Available data
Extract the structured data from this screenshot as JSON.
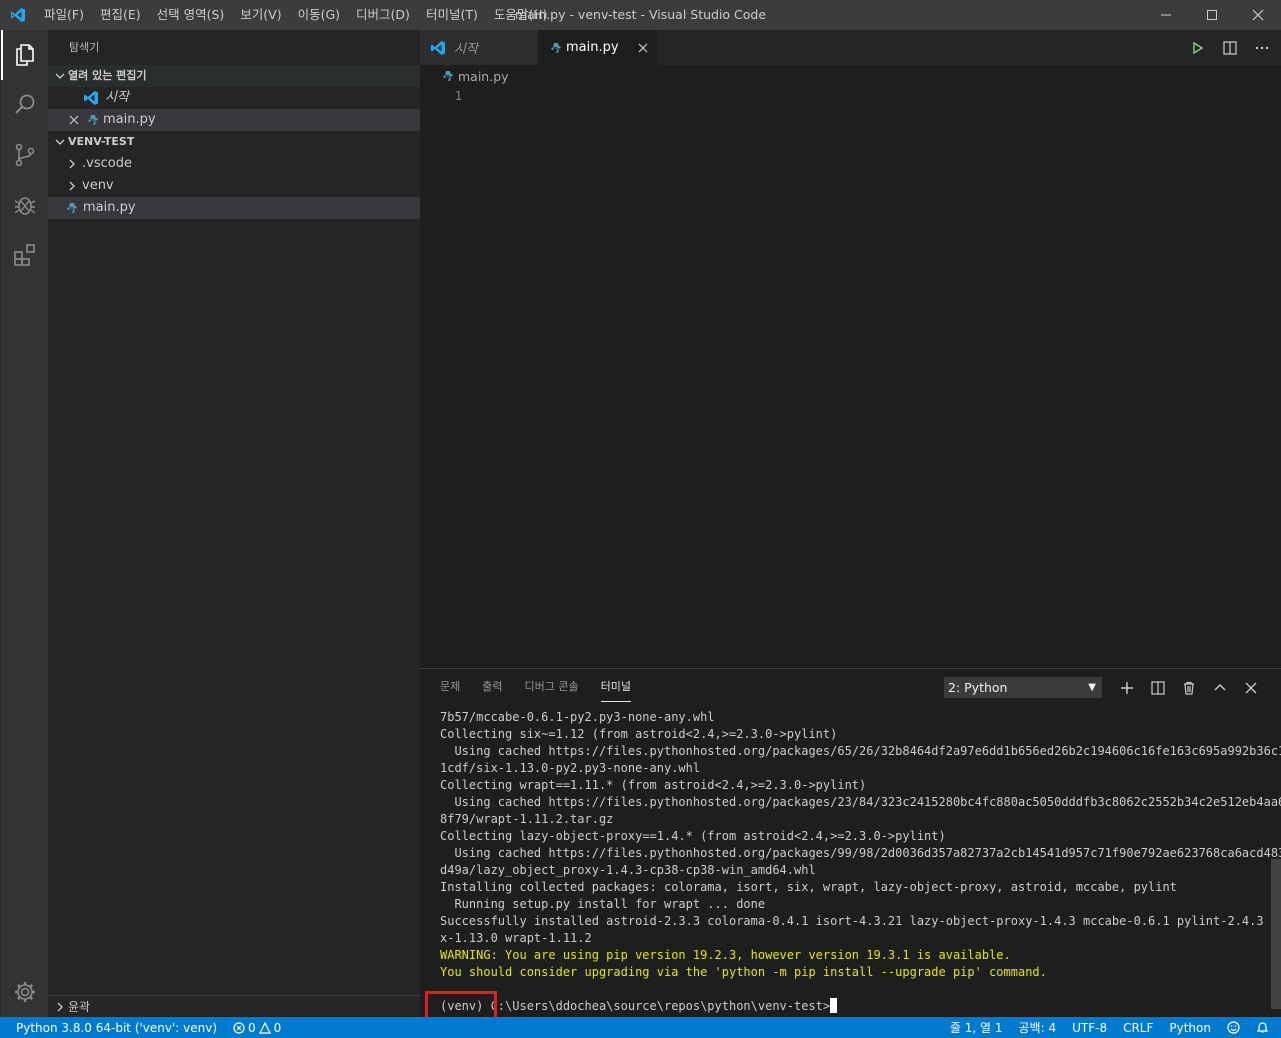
{
  "window": {
    "title": "main.py - venv-test - Visual Studio Code"
  },
  "menu": [
    "파일(F)",
    "편집(E)",
    "선택 영역(S)",
    "보기(V)",
    "이동(G)",
    "디버그(D)",
    "터미널(T)",
    "도움말(H)"
  ],
  "sidebar": {
    "title": "탐색기",
    "open_editors_header": "열려 있는 편집기",
    "open_editors": [
      {
        "label": "시작"
      },
      {
        "label": "main.py"
      }
    ],
    "folder_header": "VENV-TEST",
    "folder_items": [
      {
        "label": ".vscode"
      },
      {
        "label": "venv"
      },
      {
        "label": "main.py"
      }
    ],
    "outline_header": "윤곽"
  },
  "tabs": [
    {
      "label": "시작"
    },
    {
      "label": "main.py"
    }
  ],
  "breadcrumb": "main.py",
  "editor": {
    "line_number": "1"
  },
  "panel": {
    "tabs": [
      "문제",
      "출력",
      "디버그 콘솔",
      "터미널"
    ],
    "terminal_selector": "2: Python",
    "terminal_lines": [
      {
        "text": "7b57/mccabe-0.6.1-py2.py3-none-any.whl",
        "type": "normal"
      },
      {
        "text": "Collecting six~=1.12 (from astroid<2.4,>=2.3.0->pylint)",
        "type": "normal"
      },
      {
        "text": "  Using cached https://files.pythonhosted.org/packages/65/26/32b8464df2a97e6dd1b656ed26b2c194606c16fe163c695a992b36c1",
        "type": "normal"
      },
      {
        "text": "1cdf/six-1.13.0-py2.py3-none-any.whl",
        "type": "normal"
      },
      {
        "text": "Collecting wrapt==1.11.* (from astroid<2.4,>=2.3.0->pylint)",
        "type": "normal"
      },
      {
        "text": "  Using cached https://files.pythonhosted.org/packages/23/84/323c2415280bc4fc880ac5050dddfb3c8062c2552b34c2e512eb4aa6",
        "type": "normal"
      },
      {
        "text": "8f79/wrapt-1.11.2.tar.gz",
        "type": "normal"
      },
      {
        "text": "Collecting lazy-object-proxy==1.4.* (from astroid<2.4,>=2.3.0->pylint)",
        "type": "normal"
      },
      {
        "text": "  Using cached https://files.pythonhosted.org/packages/99/98/2d0036d357a82737a2cb14541d957c71f90e792ae623768ca6acd483",
        "type": "normal"
      },
      {
        "text": "d49a/lazy_object_proxy-1.4.3-cp38-cp38-win_amd64.whl",
        "type": "normal"
      },
      {
        "text": "Installing collected packages: colorama, isort, six, wrapt, lazy-object-proxy, astroid, mccabe, pylint",
        "type": "normal"
      },
      {
        "text": "  Running setup.py install for wrapt ... done",
        "type": "normal"
      },
      {
        "text": "Successfully installed astroid-2.3.3 colorama-0.4.1 isort-4.3.21 lazy-object-proxy-1.4.3 mccabe-0.6.1 pylint-2.4.3 si",
        "type": "normal"
      },
      {
        "text": "x-1.13.0 wrapt-1.11.2",
        "type": "normal"
      },
      {
        "text": "WARNING: You are using pip version 19.2.3, however version 19.3.1 is available.",
        "type": "warn"
      },
      {
        "text": "You should consider upgrading via the 'python -m pip install --upgrade pip' command.",
        "type": "warn"
      },
      {
        "text": "",
        "type": "normal"
      }
    ],
    "prompt": "(venv) C:\\Users\\ddochea\\source\\repos\\python\\venv-test>"
  },
  "statusbar": {
    "interpreter": "Python 3.8.0 64-bit ('venv': venv)",
    "errors": "0",
    "warnings": "0",
    "position": "줄 1, 열 1",
    "spaces": "공백: 4",
    "encoding": "UTF-8",
    "eol": "CRLF",
    "language": "Python"
  },
  "colors": {
    "accent": "#007acc",
    "warning_text": "#e5e510",
    "highlight_box": "#e02020"
  }
}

Task details
Review the preceding data and report every line that includes the string "label".

Solution for this exercise
        "label": "시작"
        "label": "main.py"
        "label": ".vscode"
        "label": "venv"
        "label": "main.py"
      "label": "시작"
      "label": "main.py"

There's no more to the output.